Write the number of lines holding the word "Last", and nothing else.

▽

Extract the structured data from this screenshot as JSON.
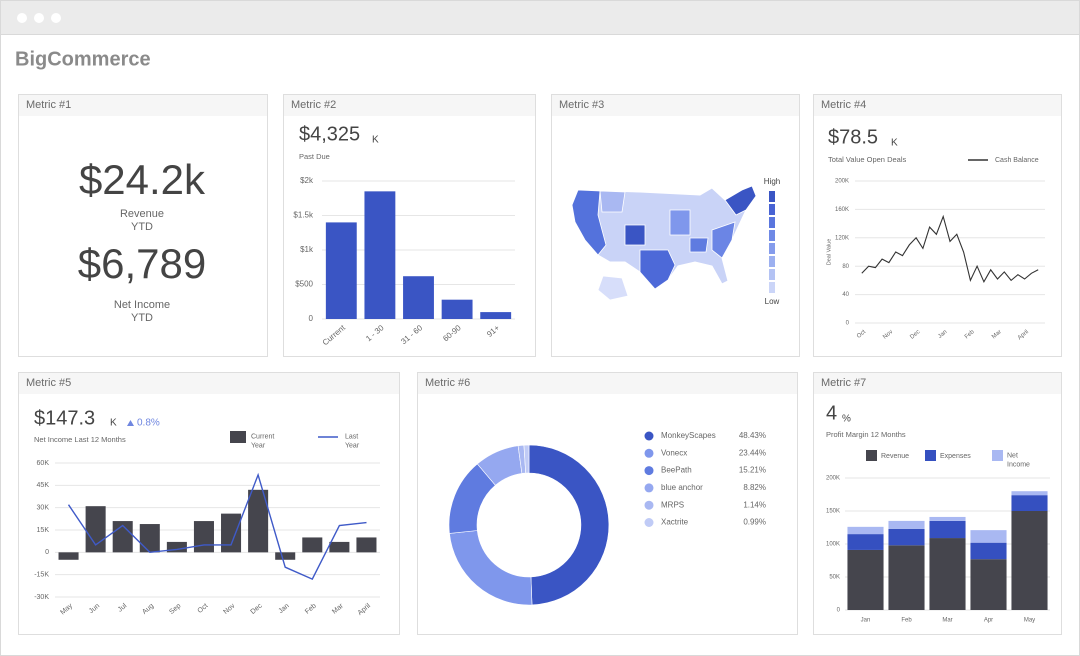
{
  "window": {
    "app_title": "BigCommerce"
  },
  "cards": [
    {
      "title": "Metric #1"
    },
    {
      "title": "Metric #2"
    },
    {
      "title": "Metric #3"
    },
    {
      "title": "Metric #4"
    },
    {
      "title": "Metric #5"
    },
    {
      "title": "Metric #6"
    },
    {
      "title": "Metric #7"
    }
  ],
  "metric1": {
    "items": [
      {
        "value": "$24.2k",
        "label": "Revenue",
        "sublabel": "YTD"
      },
      {
        "value": "$6,789",
        "label": "Net Income",
        "sublabel": "YTD"
      }
    ]
  },
  "map": {
    "legend_high": "High",
    "legend_low": "Low"
  },
  "chart_data": [
    {
      "type": "bar",
      "headline": "$4,325",
      "headline_unit": "K",
      "subtitle": "Past Due",
      "categories": [
        "Current",
        "1 - 30",
        "31 - 60",
        "60-90",
        "91+"
      ],
      "values": [
        1400,
        1850,
        620,
        280,
        100
      ],
      "color": "#3a55c4",
      "ylim": [
        0,
        2000
      ],
      "yticks": [
        0,
        {
          "value": 500,
          "label": "$500"
        },
        {
          "value": 1000,
          "label": "$1k"
        },
        {
          "value": 1500,
          "label": "$1.5k"
        },
        {
          "value": 2000,
          "label": "$2k"
        }
      ],
      "grid": true
    },
    {
      "type": "line",
      "headline": "$78.5",
      "headline_unit": "K",
      "subtitle": "Total Value Open Deals",
      "y_label": "Deal Value",
      "x": [
        0,
        0.25,
        0.5,
        0.75,
        1,
        1.25,
        1.5,
        1.75,
        2,
        2.25,
        2.5,
        2.75,
        3,
        3.25,
        3.5,
        3.75,
        4,
        4.25,
        4.5,
        4.75,
        5,
        5.25,
        5.5,
        5.75,
        6,
        6.25,
        6.5
      ],
      "series": [
        {
          "name": "Cash Balance",
          "color": "#333333",
          "values": [
            70,
            80,
            78,
            90,
            85,
            100,
            95,
            110,
            120,
            105,
            135,
            125,
            150,
            115,
            125,
            100,
            60,
            80,
            58,
            75,
            62,
            72,
            60,
            68,
            62,
            70,
            75
          ]
        }
      ],
      "xlim": [
        -0.25,
        6.75
      ],
      "xticks": [
        {
          "value": 0,
          "label": "Oct"
        },
        {
          "value": 1,
          "label": "Nov"
        },
        {
          "value": 2,
          "label": "Dec"
        },
        {
          "value": 3,
          "label": "Jan"
        },
        {
          "value": 4,
          "label": "Feb"
        },
        {
          "value": 5,
          "label": "Mar"
        },
        {
          "value": 6,
          "label": "April"
        }
      ],
      "ylim": [
        0,
        200
      ],
      "yticks": [
        0,
        40,
        80,
        {
          "value": 120,
          "label": "120K"
        },
        {
          "value": 160,
          "label": "160K"
        },
        {
          "value": 200,
          "label": "200K"
        }
      ],
      "grid": true
    },
    {
      "type": "bar",
      "headline": "$147.3",
      "headline_unit": "K",
      "change": "0.8%",
      "subtitle": "Net Income Last 12 Months",
      "categories": [
        "May",
        "Jun",
        "Jul",
        "Aug",
        "Sep",
        "Oct",
        "Nov",
        "Dec",
        "Jan",
        "Feb",
        "Mar",
        "April"
      ],
      "series": [
        {
          "name": "Current Year",
          "type": "bar",
          "color": "#45454d",
          "values": [
            -5,
            31,
            21,
            19,
            7,
            21,
            26,
            42,
            -5,
            10,
            7,
            10
          ]
        },
        {
          "name": "Last Year",
          "type": "line",
          "color": "#3f5ac8",
          "values": [
            32,
            5,
            18,
            0,
            2,
            5,
            5,
            52,
            -10,
            -18,
            18,
            20
          ]
        }
      ],
      "ylim": [
        -30,
        60
      ],
      "yticks": [
        {
          "value": -30,
          "label": "-30K"
        },
        {
          "value": -15,
          "label": "-15K"
        },
        0,
        {
          "value": 15,
          "label": "15K"
        },
        {
          "value": 30,
          "label": "30K"
        },
        {
          "value": 45,
          "label": "45K"
        },
        {
          "value": 60,
          "label": "60K"
        }
      ],
      "grid": true
    },
    {
      "type": "donut",
      "categories": [
        "MonkeyScapes",
        "Vonecx",
        "BeePath",
        "blue anchor",
        "MRPS",
        "Xactrite"
      ],
      "values": [
        48.43,
        23.44,
        15.21,
        8.82,
        1.14,
        0.99
      ],
      "value_labels": [
        "48.43%",
        "23.44%",
        "15.21%",
        "8.82%",
        "1.14%",
        "0.99%"
      ],
      "colors": [
        "#3a55c4",
        "#7f97ec",
        "#5f7be0",
        "#95a8f0",
        "#a9b8f2",
        "#c0cbf6"
      ]
    },
    {
      "type": "bar",
      "stacked": true,
      "headline": "4",
      "headline_unit": "%",
      "subtitle": "Profit Margin 12 Months",
      "categories": [
        "Jan",
        "Feb",
        "Mar",
        "Apr",
        "May"
      ],
      "series": [
        {
          "name": "Revenue",
          "color": "#45454d",
          "values": [
            91,
            98,
            109,
            77,
            150
          ]
        },
        {
          "name": "Expenses",
          "color": "#3550c0",
          "values": [
            24,
            25,
            26,
            25,
            24
          ]
        },
        {
          "name": "Net Income",
          "color": "#a9b8f2",
          "values": [
            11,
            12,
            6,
            19,
            6
          ]
        }
      ],
      "ylim": [
        0,
        200
      ],
      "yticks": [
        0,
        {
          "value": 50,
          "label": "50K"
        },
        {
          "value": 100,
          "label": "100K"
        },
        {
          "value": 150,
          "label": "150K"
        },
        {
          "value": 200,
          "label": "200K"
        }
      ],
      "grid": true
    }
  ]
}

△

TASK SOLUTION:
2